> _INFORMATION GIVEN_:
###

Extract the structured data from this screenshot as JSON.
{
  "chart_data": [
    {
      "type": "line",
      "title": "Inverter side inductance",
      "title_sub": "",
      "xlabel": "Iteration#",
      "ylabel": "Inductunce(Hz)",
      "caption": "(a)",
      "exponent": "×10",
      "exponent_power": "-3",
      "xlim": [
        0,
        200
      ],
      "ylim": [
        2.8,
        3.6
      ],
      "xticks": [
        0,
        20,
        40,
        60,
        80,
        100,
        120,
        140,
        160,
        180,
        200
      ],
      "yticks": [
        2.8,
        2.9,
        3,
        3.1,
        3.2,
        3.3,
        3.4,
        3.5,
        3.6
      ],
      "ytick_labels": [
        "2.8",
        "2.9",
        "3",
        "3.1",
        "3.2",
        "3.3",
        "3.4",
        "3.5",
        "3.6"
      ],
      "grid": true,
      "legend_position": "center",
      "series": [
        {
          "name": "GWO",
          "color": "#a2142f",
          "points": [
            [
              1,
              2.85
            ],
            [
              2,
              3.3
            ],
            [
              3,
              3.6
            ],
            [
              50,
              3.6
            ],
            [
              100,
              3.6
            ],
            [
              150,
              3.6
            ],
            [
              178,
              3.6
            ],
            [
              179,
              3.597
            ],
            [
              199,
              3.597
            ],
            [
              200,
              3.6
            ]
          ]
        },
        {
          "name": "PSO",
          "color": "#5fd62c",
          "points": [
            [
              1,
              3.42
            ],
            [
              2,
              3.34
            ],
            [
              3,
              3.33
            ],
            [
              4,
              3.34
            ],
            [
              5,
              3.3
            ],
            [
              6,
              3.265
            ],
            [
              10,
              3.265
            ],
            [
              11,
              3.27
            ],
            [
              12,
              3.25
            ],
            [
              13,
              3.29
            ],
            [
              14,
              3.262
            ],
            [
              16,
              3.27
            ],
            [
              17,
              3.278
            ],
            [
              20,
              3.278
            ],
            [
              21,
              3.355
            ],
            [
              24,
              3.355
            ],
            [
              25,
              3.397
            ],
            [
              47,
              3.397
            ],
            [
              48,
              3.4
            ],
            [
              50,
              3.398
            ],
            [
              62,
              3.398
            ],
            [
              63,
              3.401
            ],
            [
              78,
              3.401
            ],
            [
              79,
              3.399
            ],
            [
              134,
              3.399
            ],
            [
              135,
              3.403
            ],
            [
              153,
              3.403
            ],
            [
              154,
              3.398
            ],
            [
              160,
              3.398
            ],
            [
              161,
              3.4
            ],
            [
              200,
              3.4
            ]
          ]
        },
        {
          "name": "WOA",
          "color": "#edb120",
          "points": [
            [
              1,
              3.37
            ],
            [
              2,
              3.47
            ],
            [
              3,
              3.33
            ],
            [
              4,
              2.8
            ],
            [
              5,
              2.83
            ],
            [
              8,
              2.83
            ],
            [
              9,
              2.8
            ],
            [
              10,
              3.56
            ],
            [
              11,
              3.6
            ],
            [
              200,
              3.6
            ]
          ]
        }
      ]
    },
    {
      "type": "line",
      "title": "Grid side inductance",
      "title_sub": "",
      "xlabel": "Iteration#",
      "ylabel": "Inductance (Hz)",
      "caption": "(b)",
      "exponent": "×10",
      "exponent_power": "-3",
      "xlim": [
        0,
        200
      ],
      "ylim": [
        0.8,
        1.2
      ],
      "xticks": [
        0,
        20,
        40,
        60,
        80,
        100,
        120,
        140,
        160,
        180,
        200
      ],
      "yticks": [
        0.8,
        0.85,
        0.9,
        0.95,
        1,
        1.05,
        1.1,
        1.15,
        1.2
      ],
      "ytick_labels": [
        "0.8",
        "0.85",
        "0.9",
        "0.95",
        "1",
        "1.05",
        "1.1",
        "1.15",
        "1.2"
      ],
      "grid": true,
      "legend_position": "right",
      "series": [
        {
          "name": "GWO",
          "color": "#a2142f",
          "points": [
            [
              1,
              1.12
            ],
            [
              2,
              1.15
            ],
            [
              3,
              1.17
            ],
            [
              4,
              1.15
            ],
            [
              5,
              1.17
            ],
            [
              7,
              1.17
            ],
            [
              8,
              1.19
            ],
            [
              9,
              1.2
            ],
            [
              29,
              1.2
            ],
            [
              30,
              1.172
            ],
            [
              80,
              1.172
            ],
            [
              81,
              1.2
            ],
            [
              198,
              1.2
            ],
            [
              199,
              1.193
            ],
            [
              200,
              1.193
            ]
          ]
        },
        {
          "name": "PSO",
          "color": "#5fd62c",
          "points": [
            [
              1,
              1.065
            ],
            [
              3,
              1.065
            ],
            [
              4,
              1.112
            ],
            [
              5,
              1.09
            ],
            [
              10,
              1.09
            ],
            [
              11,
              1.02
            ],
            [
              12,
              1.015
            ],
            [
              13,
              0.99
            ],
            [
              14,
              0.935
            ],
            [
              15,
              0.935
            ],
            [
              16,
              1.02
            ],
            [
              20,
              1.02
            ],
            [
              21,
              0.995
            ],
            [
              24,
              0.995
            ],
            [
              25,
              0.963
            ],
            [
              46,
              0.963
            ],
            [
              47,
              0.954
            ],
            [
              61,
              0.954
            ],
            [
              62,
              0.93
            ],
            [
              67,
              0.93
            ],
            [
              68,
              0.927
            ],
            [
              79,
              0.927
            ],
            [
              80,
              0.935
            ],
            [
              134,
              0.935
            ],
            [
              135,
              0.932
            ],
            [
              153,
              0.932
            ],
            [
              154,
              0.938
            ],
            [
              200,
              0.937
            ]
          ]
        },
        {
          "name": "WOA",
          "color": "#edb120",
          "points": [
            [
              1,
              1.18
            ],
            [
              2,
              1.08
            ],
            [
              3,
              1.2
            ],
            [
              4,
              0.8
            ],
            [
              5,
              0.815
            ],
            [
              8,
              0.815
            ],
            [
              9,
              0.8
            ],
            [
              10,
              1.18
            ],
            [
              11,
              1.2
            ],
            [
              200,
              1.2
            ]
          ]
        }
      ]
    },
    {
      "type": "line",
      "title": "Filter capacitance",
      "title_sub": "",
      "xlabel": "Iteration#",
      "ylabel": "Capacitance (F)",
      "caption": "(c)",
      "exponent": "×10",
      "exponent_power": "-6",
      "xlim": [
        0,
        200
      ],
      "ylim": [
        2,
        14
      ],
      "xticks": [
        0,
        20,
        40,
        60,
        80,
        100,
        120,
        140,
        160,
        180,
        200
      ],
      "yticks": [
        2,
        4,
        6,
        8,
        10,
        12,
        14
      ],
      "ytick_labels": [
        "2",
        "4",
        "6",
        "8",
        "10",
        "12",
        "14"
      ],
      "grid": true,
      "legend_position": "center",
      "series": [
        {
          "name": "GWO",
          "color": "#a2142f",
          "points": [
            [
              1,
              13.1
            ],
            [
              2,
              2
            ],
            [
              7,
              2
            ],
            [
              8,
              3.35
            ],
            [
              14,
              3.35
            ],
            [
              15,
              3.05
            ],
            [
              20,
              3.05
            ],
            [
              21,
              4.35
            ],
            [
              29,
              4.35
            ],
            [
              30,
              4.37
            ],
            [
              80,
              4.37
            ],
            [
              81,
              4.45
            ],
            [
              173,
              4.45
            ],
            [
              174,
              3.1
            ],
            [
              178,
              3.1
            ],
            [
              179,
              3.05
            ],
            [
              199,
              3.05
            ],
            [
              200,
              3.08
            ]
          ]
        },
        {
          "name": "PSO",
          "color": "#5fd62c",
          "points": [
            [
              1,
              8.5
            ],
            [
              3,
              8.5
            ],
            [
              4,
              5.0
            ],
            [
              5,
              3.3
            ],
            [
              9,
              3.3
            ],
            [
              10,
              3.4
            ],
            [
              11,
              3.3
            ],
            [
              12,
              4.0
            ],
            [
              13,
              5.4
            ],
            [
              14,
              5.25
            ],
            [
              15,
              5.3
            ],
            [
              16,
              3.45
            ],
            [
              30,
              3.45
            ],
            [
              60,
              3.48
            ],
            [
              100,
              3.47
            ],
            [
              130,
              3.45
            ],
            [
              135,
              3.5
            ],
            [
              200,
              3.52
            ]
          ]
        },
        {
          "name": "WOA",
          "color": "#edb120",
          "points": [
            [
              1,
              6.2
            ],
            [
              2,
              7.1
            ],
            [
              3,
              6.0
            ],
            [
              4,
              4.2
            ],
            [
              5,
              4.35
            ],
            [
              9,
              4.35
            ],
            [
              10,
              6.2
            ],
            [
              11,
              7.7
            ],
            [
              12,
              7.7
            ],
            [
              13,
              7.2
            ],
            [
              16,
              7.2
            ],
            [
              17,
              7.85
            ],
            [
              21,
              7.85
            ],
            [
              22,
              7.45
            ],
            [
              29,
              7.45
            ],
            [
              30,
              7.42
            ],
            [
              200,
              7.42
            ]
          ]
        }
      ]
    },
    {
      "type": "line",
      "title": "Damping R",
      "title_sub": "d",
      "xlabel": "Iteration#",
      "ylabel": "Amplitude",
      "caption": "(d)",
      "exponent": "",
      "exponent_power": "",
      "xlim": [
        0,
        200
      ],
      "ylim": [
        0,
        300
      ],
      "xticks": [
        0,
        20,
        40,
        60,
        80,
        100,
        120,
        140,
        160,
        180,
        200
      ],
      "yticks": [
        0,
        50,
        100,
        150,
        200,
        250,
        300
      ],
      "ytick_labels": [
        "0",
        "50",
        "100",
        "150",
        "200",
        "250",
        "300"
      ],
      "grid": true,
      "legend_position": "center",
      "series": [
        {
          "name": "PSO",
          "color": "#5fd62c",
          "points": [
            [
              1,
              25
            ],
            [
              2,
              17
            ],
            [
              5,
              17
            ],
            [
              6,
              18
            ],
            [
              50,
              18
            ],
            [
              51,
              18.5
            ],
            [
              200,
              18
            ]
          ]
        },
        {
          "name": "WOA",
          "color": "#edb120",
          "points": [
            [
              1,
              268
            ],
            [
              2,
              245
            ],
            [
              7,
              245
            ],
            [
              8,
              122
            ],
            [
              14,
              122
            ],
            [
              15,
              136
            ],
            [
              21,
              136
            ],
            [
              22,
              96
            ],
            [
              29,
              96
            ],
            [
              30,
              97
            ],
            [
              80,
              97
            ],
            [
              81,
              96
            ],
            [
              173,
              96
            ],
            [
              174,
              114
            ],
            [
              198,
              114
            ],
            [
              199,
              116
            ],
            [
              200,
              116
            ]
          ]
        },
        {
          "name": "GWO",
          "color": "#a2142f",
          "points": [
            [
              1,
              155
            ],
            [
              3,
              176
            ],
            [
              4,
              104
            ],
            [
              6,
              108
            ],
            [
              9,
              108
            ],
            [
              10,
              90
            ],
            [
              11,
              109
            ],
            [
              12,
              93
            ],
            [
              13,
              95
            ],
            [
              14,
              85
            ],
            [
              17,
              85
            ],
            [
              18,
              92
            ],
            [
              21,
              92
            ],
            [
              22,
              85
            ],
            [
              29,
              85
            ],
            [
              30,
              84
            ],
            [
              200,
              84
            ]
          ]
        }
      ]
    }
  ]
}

###

> _SHORT TASK_: Look through the entries above and list every line containing "side".

> _EXERCISE SOLUTION_:
      "title": "Inverter side inductance",
      "title": "Grid side inductance",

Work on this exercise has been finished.